■ WHAT TO PRODUCE ■
Every line that holds "ylabel" should be shown.
::::::::::
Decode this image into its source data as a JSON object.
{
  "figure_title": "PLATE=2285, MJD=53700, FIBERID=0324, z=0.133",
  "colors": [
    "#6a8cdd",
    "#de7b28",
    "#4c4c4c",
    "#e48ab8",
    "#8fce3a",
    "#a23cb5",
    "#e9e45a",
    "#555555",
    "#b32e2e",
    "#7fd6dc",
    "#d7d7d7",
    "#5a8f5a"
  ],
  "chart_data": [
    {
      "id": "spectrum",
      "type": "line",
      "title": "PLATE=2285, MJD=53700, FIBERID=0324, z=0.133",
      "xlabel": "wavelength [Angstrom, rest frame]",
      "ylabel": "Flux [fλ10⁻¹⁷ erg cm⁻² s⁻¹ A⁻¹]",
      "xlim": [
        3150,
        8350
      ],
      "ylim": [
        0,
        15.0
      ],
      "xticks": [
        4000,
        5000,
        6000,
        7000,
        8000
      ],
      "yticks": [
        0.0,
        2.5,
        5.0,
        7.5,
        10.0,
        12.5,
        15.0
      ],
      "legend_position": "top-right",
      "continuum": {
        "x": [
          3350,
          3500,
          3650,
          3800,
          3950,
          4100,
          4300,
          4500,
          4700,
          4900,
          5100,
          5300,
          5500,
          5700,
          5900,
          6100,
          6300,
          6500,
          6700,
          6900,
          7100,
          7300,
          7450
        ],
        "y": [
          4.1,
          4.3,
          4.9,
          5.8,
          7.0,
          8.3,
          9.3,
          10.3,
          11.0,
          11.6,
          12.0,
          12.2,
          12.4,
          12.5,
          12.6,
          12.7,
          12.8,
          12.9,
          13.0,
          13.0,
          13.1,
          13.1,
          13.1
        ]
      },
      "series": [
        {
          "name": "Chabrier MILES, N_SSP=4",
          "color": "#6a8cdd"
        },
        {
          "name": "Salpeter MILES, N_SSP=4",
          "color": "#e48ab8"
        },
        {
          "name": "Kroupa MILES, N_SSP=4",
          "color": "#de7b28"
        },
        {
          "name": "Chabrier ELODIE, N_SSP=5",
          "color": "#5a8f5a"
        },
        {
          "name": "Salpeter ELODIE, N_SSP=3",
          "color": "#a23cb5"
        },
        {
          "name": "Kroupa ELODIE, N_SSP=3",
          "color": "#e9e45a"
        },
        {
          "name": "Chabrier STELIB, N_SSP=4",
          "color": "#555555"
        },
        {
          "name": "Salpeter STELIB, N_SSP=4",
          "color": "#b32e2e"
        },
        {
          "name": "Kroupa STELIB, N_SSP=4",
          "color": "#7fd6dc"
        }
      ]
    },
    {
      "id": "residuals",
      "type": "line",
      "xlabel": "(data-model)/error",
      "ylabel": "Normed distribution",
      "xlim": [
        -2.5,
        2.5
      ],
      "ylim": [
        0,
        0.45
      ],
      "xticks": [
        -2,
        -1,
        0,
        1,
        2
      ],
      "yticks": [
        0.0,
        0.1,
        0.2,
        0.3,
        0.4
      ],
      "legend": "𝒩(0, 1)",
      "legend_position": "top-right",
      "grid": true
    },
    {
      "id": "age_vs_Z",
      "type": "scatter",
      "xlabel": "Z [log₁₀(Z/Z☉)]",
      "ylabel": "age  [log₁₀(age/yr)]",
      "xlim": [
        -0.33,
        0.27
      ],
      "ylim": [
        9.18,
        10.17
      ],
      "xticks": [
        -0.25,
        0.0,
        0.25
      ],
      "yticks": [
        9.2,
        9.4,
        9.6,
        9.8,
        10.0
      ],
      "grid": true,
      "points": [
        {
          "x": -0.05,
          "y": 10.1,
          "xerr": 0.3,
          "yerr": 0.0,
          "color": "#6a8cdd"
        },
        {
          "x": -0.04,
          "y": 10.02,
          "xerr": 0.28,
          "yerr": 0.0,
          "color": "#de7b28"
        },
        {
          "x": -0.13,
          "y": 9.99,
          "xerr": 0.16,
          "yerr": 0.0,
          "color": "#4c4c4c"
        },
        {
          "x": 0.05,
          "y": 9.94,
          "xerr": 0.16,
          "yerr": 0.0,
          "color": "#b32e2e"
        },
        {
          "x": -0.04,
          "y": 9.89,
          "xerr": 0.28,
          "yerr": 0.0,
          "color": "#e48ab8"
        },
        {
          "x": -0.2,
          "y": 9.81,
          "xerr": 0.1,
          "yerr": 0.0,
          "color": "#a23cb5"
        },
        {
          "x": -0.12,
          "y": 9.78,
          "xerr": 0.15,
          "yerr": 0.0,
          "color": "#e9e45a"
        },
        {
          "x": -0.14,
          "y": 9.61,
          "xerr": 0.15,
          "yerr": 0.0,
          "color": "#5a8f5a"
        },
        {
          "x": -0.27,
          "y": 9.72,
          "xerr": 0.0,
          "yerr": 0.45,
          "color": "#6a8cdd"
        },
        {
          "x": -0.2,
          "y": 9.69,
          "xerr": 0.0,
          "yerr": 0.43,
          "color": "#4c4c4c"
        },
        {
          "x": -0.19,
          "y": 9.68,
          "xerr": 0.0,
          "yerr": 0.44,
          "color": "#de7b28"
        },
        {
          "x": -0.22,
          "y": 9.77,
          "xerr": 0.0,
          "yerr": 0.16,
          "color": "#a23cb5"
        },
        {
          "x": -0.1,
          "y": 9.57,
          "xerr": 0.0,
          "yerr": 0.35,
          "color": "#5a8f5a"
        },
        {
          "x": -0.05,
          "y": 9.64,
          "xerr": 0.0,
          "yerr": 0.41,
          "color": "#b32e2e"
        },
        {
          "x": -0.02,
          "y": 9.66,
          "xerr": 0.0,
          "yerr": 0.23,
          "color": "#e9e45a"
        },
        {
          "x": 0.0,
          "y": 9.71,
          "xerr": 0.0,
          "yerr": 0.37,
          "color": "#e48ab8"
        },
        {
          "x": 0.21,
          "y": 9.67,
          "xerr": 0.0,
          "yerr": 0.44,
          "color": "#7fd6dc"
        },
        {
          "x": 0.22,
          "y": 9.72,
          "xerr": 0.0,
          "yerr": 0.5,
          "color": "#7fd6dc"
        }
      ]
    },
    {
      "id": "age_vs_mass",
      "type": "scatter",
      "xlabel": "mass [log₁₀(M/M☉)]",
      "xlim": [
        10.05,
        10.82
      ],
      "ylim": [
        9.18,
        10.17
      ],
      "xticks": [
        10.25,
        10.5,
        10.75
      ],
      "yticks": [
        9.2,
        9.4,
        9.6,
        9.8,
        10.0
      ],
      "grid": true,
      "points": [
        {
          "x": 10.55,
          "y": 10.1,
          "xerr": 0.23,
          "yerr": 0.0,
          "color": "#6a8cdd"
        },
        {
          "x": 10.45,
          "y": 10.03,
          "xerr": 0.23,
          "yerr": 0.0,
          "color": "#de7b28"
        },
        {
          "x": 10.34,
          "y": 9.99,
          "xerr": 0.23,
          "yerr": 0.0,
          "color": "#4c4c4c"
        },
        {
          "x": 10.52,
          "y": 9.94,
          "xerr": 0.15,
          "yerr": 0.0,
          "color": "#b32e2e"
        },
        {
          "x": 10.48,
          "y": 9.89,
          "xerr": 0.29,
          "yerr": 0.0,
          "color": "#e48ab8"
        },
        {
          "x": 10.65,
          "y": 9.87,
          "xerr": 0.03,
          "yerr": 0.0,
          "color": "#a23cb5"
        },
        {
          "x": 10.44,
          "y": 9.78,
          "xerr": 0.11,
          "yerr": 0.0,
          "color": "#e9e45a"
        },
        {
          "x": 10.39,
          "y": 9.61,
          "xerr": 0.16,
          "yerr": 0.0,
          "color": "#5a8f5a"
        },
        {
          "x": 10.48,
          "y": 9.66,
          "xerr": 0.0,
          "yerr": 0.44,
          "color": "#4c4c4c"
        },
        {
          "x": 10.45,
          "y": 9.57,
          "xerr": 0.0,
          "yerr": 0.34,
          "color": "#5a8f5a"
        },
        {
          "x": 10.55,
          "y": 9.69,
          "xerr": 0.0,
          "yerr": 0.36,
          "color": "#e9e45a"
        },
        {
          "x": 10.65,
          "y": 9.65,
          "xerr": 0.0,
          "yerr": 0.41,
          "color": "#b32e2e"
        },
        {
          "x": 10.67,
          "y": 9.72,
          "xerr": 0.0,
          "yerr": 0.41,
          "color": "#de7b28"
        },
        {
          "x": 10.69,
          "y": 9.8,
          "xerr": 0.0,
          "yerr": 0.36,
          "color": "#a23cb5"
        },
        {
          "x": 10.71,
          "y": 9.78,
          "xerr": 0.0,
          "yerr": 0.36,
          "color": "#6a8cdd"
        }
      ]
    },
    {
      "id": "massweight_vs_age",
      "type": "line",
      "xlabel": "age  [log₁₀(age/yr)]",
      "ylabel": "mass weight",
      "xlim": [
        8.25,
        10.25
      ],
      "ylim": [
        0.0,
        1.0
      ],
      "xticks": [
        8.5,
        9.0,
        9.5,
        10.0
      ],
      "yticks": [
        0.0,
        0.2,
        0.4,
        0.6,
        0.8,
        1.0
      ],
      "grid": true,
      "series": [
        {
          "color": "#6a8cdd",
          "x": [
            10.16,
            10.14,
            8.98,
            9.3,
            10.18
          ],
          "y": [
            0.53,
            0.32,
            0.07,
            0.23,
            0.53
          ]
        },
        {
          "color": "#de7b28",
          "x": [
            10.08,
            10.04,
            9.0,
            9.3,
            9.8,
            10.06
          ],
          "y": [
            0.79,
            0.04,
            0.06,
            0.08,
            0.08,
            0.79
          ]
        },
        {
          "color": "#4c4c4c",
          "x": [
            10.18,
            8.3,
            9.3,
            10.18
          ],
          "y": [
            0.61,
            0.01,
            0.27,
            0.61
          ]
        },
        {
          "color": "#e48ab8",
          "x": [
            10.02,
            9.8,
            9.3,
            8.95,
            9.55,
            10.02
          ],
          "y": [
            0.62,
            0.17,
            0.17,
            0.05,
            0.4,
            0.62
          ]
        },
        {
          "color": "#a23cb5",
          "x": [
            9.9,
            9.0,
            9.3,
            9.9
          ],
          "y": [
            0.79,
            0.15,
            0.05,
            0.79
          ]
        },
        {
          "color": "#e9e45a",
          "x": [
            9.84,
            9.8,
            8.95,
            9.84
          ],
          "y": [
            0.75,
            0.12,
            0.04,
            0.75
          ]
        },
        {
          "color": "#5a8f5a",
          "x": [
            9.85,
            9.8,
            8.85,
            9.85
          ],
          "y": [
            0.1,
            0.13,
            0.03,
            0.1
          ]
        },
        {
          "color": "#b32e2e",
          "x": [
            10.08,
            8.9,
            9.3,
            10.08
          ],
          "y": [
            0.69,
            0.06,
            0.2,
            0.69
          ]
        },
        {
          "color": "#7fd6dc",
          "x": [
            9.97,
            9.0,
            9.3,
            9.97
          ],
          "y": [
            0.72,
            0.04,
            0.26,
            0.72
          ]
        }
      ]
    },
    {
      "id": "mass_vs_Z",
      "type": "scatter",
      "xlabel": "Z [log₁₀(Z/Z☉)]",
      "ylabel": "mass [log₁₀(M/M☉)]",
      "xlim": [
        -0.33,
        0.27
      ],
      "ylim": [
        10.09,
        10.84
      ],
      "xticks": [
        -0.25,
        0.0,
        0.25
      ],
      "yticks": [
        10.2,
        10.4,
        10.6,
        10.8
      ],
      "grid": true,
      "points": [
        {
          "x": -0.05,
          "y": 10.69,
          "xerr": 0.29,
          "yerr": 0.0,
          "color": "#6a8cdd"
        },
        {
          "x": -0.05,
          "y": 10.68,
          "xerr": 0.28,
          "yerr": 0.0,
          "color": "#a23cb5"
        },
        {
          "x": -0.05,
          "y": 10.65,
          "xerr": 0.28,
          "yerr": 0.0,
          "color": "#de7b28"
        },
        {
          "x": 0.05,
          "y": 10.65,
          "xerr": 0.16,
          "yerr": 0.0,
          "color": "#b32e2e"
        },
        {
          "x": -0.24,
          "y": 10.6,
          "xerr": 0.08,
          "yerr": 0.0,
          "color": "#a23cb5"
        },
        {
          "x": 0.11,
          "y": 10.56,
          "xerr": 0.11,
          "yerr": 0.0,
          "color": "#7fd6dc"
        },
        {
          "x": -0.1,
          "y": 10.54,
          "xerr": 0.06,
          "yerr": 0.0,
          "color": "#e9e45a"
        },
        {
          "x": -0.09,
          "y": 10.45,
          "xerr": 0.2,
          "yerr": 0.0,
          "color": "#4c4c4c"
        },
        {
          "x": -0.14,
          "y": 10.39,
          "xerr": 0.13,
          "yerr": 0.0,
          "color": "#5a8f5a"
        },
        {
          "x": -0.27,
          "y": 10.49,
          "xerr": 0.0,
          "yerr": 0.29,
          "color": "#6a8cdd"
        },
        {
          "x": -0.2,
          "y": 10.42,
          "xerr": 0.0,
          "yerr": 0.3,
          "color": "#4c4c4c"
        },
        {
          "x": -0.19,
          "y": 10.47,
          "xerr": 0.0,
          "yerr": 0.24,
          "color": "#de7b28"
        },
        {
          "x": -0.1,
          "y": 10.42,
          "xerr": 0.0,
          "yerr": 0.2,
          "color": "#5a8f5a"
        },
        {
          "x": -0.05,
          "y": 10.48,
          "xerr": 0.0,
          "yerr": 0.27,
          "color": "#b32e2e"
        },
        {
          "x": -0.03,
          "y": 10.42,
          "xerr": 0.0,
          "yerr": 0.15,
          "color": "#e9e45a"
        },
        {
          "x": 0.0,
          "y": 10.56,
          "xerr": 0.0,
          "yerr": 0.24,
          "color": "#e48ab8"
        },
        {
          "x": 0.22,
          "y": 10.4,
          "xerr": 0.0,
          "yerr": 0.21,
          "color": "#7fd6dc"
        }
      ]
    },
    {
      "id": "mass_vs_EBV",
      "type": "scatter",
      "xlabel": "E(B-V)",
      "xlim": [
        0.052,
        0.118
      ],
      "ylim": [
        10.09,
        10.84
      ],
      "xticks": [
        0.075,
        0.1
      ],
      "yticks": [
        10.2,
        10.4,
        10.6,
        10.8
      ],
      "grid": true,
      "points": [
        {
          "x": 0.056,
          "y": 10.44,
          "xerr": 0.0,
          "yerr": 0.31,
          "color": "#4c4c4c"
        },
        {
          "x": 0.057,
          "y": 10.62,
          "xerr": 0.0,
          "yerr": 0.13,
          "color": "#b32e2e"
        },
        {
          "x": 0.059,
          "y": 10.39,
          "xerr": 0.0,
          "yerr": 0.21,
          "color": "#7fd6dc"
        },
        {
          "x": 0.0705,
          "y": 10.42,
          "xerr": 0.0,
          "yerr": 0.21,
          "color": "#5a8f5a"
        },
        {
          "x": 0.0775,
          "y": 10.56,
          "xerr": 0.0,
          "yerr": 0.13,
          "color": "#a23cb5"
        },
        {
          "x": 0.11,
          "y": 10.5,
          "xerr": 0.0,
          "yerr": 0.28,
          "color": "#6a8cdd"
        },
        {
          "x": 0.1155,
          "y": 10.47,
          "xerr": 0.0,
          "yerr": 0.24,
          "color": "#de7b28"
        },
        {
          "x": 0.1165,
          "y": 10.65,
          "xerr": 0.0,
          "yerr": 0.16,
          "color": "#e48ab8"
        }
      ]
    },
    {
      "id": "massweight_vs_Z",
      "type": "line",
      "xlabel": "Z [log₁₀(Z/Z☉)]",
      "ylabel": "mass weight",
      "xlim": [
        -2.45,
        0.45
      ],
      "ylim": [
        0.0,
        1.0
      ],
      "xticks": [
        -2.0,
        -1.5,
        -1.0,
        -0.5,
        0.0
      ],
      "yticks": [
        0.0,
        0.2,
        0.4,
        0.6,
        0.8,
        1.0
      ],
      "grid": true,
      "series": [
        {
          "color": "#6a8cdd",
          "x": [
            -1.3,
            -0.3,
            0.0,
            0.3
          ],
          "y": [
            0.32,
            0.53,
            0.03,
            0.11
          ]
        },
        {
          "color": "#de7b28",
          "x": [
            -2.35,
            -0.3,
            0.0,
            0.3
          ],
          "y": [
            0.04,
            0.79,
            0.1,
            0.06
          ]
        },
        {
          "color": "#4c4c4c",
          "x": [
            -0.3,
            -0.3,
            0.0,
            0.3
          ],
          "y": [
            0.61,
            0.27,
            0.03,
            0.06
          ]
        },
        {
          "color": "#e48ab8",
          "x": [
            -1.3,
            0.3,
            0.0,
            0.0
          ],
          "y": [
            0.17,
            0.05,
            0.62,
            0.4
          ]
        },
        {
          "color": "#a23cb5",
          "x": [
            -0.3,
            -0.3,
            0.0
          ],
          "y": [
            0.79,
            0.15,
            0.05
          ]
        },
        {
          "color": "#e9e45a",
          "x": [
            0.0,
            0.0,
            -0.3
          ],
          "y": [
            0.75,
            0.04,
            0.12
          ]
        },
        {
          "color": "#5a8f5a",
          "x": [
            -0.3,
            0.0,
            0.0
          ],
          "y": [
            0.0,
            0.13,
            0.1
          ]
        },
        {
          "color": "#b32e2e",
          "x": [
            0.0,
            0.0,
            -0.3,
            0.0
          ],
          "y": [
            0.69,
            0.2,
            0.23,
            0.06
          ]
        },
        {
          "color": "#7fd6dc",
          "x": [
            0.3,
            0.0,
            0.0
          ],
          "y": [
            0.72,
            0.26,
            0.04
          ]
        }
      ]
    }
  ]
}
::::::::::
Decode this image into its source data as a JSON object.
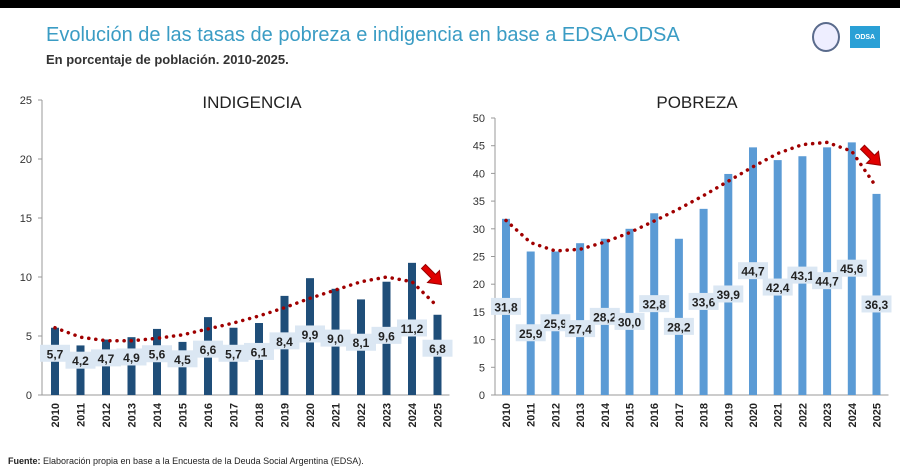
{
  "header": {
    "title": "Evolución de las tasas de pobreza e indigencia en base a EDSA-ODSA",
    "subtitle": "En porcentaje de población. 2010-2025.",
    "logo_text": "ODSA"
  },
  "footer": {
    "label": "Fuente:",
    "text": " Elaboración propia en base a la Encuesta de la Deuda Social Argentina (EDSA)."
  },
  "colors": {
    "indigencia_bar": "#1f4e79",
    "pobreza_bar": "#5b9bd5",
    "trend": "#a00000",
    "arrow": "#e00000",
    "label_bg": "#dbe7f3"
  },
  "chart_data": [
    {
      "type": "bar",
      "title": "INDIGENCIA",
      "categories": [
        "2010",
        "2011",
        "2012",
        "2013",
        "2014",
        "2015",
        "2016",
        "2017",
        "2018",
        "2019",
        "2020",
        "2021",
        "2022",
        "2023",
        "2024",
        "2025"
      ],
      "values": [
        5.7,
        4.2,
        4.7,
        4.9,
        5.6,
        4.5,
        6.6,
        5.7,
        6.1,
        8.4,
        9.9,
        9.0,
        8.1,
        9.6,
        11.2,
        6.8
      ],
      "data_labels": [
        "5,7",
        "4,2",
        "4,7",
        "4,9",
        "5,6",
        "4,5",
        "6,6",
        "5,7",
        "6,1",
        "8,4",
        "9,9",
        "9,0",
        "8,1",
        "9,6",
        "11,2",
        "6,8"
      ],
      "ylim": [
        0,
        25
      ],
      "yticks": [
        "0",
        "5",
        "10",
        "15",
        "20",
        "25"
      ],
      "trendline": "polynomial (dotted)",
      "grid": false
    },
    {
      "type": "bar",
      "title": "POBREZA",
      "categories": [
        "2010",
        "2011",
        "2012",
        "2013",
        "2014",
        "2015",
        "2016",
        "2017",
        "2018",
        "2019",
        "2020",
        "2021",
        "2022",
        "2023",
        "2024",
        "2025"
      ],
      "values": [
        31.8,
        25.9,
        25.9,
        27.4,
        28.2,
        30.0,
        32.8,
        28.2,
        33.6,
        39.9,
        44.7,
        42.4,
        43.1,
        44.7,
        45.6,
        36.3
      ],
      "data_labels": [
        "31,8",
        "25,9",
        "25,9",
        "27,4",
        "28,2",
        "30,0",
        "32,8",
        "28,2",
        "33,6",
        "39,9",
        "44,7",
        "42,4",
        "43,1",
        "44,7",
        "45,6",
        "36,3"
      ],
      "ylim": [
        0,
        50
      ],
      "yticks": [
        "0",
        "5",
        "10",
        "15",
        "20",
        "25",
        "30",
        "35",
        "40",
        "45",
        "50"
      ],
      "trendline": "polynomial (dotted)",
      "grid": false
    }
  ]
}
::::::::::
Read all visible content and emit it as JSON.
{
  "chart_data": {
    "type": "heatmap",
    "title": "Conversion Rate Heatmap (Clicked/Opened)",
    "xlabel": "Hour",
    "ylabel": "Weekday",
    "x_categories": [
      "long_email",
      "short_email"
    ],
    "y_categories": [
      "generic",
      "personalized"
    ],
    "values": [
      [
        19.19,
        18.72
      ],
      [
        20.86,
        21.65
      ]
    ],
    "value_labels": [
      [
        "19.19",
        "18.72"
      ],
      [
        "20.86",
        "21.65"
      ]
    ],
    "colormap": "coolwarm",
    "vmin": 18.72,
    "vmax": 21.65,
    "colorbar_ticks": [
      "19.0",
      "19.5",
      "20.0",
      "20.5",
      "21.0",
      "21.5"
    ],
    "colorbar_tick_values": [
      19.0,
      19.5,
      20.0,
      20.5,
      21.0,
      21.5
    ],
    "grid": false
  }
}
::::::::::
■ EXERCISE RESPONSE ■
      "ylabel": "Flux [fλ10⁻¹⁷ erg cm⁻² s⁻¹ A⁻¹]",
      "ylabel": "Normed distribution",
      "ylabel": "age  [log₁₀(age/yr)]",
      "ylabel": "mass weight",
      "ylabel": "mass [log₁₀(M/M☉)]",
      "ylabel": "mass weight",
    "ylabel": "Weekday",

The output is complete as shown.